#### Document section:
━━━━

Statements like this bother me. Not because it's necessarily false but because it's an overreaction. Kids wobble when they hit, period. Perhaps the referees are just being honest. There's no reason to assume that people who claim they want referees to be alarmed by every wobble are concerned with the individual. They probably broke the speed limit to the game, had a cocktail before driving home on a motorcycle. Their own lives are filled with risk-taking endeavors. Maybe you can sign up to be a playground monitor, and make all the recess games so safe, that all the kids don't learn to play together. Go away and be afraid of nuclear war, but leave the game alone. We all agreed on the rules, risks, and possibility of injury before we started practicing to play the game. We've seen the movies and read the newspaper. We've watched it on TV. Men need to hit hard and get hit hard to be men. That's all you need to know if you're not a man.

━━━━

#### Tasks to carry out:
1) Answer these questions from the passage on referees and hard hitting:
(a) What do kids do when they hit?
(b) What does the writer tell people to go away and be afraid of?
(c) What did "we all" agree on before starting to practice the game?
2) Carry on the passage on referees and hard hitting, picking up right after its final sentence.

[Recorded data]

━━━━

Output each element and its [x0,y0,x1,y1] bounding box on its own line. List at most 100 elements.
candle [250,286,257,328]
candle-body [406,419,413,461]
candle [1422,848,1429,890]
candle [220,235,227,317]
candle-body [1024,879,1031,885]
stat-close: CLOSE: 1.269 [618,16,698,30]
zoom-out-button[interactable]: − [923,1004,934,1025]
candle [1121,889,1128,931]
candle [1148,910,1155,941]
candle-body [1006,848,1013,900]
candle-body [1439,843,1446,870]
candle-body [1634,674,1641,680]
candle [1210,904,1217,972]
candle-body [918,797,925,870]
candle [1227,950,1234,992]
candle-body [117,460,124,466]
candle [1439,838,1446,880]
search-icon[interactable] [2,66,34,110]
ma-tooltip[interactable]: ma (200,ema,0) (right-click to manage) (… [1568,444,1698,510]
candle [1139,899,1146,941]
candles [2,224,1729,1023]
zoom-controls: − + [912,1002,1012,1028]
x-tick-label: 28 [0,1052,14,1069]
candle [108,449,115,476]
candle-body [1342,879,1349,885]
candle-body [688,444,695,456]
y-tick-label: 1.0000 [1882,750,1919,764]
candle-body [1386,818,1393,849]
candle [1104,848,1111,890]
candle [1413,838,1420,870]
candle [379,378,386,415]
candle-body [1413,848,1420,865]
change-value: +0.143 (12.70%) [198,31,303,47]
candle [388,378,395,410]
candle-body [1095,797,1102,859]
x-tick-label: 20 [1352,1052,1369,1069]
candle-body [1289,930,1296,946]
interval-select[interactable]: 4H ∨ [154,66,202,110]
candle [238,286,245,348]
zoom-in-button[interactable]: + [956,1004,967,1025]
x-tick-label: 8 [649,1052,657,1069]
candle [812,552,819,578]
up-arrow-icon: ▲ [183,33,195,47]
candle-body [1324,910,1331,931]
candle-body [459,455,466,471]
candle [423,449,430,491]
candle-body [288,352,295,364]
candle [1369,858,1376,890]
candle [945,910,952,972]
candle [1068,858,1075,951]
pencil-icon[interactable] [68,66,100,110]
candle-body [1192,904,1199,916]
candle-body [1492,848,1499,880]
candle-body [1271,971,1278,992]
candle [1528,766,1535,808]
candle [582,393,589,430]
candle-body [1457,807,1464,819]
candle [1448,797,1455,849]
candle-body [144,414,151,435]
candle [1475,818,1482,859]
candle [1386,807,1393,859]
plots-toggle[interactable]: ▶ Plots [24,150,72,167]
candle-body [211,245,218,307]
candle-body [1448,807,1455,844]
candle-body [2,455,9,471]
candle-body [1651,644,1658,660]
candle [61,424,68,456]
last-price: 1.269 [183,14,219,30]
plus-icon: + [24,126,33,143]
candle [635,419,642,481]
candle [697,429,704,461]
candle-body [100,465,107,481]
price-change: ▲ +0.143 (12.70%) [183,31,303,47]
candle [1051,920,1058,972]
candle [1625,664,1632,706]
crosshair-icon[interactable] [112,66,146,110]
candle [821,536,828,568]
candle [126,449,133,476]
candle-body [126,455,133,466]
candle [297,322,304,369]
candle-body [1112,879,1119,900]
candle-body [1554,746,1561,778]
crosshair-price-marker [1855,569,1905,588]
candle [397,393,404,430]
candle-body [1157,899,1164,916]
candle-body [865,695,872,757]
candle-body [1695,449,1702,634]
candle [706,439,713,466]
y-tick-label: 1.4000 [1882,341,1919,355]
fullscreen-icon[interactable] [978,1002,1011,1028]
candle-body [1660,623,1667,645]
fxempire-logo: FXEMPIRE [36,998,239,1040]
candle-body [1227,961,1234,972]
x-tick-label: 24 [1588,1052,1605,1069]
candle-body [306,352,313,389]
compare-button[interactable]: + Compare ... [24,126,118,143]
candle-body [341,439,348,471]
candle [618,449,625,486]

━━━━

#### Answers:
1)
(a) They wobble.
(b) Nuclear war.
(c) The rules, the risks, and the possibility of injury.

2)
Don't overreact. You will ruin the game by making it too easy and safe. The reasonable danger is part of the fun. In varying degrees, young men play football for the same reasons daredevils want to live on the edge. We enjoy the risk. In part that's why we love to smash into people. The stands are filled with fluffy overprotected sloths that don't have the courage of working and sacrificing the time and effort to perform in a highly skilled and courageous team sport.

Men that learn courage learn their limitations as well as becoming more powerful and competent when real-life adversity suddenly is thrust upon them. It's not the coward that is moral, it's a self-aware man capable of physical violence that learns to control his potential to do harm. The game has already taken the steps needed to make it reasonably safer. Be quiet now and let us play.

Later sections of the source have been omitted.